Work required:
Pull out every line below holding the word "ناتج".

>> START Supplied records

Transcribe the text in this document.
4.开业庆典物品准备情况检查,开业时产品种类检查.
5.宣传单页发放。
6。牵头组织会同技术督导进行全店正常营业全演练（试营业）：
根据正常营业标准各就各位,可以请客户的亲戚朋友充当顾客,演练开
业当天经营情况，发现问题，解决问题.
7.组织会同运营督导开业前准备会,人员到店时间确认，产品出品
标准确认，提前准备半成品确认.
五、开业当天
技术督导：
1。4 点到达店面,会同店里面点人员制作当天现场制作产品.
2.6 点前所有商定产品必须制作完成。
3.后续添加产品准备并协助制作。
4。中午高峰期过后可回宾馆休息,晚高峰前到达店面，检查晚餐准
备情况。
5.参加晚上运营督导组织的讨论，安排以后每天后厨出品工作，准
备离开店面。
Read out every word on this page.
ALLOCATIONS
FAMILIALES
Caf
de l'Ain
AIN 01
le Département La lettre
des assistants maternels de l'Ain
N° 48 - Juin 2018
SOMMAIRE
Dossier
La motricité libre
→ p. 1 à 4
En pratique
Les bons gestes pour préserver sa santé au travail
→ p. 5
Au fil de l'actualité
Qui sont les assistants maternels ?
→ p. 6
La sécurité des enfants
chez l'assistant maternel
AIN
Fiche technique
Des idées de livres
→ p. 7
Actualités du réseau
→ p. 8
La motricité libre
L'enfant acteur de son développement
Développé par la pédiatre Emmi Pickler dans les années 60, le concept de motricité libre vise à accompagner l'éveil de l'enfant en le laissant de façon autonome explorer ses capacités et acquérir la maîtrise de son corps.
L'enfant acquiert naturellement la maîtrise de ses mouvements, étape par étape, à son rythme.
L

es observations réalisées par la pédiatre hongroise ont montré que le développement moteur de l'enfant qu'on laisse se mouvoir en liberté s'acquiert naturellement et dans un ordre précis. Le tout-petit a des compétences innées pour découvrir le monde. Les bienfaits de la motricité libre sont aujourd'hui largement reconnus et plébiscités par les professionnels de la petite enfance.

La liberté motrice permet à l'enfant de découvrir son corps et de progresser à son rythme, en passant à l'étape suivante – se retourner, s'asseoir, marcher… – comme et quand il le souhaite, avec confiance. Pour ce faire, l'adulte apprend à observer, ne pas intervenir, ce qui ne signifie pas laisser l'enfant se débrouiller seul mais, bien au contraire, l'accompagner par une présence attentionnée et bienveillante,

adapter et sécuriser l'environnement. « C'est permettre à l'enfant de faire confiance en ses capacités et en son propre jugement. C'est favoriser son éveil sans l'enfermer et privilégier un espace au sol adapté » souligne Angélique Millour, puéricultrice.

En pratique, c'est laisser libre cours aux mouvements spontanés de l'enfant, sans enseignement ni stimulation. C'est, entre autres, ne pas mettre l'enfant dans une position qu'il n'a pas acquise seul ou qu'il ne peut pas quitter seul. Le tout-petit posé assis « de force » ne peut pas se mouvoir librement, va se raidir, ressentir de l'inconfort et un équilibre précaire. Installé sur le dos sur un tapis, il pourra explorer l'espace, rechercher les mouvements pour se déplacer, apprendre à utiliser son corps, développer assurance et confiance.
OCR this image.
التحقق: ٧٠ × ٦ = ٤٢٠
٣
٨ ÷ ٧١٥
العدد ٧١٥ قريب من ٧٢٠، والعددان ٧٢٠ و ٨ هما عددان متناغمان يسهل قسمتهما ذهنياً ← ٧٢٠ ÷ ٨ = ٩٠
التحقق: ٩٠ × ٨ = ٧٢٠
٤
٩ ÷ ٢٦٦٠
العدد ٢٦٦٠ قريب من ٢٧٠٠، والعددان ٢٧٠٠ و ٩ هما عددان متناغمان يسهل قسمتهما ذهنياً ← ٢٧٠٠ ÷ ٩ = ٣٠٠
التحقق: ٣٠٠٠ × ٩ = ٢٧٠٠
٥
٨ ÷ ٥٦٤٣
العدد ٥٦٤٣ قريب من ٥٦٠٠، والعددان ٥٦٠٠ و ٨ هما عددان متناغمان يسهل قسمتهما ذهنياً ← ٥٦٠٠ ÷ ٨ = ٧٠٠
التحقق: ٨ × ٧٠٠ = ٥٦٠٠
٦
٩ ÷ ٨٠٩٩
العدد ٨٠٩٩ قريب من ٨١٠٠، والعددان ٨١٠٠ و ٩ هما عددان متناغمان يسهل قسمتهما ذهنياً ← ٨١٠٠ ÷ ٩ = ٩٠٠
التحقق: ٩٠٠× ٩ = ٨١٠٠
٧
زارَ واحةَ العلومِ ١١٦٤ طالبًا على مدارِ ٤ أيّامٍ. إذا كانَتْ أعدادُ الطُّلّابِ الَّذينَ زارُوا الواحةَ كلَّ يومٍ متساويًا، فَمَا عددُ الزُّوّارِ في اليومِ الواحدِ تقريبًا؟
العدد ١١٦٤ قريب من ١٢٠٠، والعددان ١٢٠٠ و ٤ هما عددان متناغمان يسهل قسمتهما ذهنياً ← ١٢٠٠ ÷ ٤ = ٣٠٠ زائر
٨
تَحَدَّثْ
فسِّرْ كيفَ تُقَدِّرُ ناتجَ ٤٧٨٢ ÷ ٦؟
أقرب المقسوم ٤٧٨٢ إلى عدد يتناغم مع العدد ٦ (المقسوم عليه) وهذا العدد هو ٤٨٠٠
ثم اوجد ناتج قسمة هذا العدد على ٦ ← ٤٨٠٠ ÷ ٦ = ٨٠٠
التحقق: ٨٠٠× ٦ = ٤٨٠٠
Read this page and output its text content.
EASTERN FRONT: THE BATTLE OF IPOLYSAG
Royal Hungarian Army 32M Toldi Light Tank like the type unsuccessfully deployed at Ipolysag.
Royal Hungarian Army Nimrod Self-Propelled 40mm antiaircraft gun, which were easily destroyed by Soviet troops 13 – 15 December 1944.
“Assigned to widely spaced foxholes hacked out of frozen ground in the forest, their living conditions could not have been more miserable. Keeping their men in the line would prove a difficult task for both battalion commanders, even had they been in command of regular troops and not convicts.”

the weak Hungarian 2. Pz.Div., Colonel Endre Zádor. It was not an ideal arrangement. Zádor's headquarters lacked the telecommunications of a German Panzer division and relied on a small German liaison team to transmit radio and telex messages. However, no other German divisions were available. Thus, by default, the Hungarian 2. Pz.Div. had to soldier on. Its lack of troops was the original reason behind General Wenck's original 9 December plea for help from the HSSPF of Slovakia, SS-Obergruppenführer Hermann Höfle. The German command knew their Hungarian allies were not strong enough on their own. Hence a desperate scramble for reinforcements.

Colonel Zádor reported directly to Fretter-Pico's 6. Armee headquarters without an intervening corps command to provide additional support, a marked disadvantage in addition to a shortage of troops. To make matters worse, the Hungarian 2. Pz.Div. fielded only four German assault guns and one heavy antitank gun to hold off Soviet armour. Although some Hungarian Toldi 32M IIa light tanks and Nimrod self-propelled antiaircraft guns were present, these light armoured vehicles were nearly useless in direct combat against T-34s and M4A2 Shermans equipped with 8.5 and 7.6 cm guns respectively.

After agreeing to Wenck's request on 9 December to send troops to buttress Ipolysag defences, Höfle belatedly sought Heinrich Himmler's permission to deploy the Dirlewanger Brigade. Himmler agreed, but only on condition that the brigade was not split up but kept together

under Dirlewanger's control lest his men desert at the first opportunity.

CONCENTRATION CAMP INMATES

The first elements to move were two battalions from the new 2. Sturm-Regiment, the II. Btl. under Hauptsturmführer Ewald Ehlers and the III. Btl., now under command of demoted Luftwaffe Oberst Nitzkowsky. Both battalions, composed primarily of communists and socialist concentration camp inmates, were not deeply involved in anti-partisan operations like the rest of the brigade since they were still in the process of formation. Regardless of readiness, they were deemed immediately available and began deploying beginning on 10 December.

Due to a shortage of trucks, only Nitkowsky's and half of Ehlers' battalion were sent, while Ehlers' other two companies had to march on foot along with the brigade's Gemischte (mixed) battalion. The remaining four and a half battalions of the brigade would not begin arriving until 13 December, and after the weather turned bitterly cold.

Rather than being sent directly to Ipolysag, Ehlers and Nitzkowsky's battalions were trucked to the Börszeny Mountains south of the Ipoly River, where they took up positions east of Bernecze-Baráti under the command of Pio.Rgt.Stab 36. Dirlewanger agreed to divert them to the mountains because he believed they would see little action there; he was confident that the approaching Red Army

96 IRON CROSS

>> END Supplied records

Completed task:
فسِّرْ كيفَ تُقَدِّرُ ناتجَ ٤٧٨٢ ÷ ٦؟
ثم اوجد ناتج قسمة هذا العدد على ٦ ← ٤٨٠٠ ÷ ٦ = ٨٠٠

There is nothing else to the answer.